■ **EXERCISE OBJECTIVE**
Gather up every line from the entries below that uses the word "Semences".

-- START OF DATA SHOWN --

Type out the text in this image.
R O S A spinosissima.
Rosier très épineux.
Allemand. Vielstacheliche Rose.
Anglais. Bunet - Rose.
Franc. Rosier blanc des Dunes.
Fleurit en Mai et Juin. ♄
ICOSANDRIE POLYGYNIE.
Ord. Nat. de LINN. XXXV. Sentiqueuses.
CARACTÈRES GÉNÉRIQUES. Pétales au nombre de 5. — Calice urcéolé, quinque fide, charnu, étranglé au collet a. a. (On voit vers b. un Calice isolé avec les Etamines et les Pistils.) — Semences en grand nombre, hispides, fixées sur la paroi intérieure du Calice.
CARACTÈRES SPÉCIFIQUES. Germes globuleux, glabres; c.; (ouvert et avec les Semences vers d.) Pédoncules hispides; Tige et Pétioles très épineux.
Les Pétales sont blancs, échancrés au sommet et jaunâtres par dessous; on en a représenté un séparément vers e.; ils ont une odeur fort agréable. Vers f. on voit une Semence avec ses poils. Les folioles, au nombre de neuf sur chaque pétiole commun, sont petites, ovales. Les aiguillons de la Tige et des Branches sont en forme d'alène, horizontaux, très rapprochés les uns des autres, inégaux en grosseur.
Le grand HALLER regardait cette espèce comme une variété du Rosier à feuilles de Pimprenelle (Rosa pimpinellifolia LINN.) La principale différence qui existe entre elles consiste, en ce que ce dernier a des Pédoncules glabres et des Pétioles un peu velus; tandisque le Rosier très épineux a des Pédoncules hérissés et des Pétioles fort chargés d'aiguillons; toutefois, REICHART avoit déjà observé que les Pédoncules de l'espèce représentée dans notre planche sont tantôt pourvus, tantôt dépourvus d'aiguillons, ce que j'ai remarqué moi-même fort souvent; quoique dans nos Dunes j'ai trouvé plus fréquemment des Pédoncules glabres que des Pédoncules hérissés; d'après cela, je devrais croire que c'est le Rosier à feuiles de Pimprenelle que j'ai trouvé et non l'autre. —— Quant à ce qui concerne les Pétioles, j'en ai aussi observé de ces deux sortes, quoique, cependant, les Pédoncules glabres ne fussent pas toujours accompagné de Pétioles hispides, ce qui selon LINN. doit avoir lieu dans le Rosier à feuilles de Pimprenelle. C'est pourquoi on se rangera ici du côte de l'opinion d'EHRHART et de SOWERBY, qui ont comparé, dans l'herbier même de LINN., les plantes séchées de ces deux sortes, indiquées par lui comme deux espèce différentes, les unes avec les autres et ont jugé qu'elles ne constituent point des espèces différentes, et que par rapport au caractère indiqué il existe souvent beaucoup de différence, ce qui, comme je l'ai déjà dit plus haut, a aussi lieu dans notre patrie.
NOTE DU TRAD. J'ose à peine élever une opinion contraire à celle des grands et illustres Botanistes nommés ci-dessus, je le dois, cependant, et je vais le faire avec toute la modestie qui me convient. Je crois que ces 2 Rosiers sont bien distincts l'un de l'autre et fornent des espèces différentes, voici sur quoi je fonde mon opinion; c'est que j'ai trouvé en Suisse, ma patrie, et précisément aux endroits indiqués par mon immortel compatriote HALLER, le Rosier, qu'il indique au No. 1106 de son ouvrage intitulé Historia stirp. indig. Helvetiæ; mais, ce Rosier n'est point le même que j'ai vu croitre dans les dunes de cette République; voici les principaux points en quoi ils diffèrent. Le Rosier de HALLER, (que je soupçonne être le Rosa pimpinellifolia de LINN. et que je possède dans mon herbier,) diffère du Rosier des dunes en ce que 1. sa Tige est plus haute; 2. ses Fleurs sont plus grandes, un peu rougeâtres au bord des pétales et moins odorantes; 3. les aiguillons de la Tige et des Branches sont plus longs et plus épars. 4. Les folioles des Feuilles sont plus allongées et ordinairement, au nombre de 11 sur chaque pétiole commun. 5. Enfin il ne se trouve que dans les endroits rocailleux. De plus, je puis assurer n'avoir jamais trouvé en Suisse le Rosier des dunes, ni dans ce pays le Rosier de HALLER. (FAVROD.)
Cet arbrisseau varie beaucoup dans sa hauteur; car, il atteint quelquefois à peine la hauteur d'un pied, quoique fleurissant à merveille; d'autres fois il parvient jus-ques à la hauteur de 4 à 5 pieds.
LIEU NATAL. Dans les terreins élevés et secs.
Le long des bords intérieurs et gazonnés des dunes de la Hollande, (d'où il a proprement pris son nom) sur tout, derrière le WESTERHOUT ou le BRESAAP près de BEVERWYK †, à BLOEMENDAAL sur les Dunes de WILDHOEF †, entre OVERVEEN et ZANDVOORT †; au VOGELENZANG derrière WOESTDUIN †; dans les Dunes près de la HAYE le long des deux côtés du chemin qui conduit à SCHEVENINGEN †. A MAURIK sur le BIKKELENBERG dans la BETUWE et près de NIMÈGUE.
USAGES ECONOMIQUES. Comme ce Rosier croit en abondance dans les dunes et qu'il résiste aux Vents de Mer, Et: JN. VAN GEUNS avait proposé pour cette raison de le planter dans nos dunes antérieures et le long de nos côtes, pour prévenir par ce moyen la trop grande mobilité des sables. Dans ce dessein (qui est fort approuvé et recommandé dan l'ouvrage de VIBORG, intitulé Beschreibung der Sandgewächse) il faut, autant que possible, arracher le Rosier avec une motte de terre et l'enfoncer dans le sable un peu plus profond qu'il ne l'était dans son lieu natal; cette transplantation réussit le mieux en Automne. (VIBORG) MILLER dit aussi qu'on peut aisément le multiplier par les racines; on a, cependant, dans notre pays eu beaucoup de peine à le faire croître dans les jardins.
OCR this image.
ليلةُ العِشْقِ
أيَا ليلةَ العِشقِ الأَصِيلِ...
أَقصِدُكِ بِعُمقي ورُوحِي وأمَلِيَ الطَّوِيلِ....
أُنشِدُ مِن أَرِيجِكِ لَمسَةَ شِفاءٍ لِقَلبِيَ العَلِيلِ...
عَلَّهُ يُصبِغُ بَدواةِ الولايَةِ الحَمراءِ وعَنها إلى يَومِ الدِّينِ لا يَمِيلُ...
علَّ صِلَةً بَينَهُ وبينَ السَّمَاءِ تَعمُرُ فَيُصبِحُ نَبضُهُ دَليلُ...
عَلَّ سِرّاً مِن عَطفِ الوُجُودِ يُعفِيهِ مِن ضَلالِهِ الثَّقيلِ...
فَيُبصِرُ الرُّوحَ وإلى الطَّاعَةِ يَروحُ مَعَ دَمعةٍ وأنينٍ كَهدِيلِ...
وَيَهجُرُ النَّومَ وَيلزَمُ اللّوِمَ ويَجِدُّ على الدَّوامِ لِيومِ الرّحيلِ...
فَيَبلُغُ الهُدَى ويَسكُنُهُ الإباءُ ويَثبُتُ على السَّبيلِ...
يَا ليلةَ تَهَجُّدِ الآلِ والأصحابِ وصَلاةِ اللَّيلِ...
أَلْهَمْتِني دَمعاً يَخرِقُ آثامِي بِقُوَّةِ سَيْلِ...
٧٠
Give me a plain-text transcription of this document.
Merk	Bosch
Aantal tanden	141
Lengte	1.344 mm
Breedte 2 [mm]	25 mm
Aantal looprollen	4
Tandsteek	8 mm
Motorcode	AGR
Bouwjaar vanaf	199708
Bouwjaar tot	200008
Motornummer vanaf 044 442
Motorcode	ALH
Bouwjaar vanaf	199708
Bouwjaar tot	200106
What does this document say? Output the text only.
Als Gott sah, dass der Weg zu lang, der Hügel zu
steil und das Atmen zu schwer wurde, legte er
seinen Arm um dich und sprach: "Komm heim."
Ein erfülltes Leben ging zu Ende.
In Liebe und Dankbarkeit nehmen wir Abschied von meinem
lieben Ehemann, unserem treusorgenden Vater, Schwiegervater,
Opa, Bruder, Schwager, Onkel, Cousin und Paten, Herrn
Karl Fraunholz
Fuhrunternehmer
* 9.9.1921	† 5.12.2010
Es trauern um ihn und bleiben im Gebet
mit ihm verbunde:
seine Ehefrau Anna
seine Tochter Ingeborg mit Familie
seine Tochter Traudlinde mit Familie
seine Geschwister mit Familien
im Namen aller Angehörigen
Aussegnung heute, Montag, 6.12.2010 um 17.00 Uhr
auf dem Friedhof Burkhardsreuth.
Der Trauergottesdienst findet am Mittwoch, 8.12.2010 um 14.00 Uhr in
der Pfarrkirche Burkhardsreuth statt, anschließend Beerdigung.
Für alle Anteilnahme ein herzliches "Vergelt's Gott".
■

-- END OF DATA SHOWN --

■ **EXERCISE ANSWER**
CARACTÈRES GÉNÉRIQUES. Pétales au nombre de 5. — Calice urcéolé, quinque fide, charnu, étranglé au collet a. a. (On voit vers b. un Calice isolé avec les Etamines et les Pistils.) — Semences en grand nombre, hispides, fixées sur la paroi intérieure du Calice.
CARACTÈRES SPÉCIFIQUES. Germes globuleux, glabres; c.; (ouvert et avec les Semences vers d.) Pédoncules hispides; Tige et Pétioles très épineux.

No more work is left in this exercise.